### [Objective]
Look for the word "annotation" in the entries below, then copy every line that has it.

Figure data in JSON:
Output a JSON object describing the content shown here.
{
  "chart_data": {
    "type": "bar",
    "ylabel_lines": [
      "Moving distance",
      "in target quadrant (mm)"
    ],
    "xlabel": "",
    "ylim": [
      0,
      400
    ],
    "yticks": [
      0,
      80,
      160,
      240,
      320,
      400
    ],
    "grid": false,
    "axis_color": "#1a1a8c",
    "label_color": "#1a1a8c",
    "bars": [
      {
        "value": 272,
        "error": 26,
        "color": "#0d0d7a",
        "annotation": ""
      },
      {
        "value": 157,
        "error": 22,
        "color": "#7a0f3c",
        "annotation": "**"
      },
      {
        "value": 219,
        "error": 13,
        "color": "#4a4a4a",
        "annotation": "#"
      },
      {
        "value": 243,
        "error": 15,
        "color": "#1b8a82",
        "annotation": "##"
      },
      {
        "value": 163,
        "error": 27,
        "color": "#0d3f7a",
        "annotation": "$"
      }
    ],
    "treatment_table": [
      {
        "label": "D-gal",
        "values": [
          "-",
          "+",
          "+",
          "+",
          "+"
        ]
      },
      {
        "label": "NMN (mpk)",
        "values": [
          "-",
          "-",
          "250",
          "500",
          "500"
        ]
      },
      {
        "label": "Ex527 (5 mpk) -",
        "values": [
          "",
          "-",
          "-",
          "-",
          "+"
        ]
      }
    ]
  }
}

### [Task answer]
        "annotation": ""
        "annotation": "**"
        "annotation": "#"
        "annotation": "##"
        "annotation": "$"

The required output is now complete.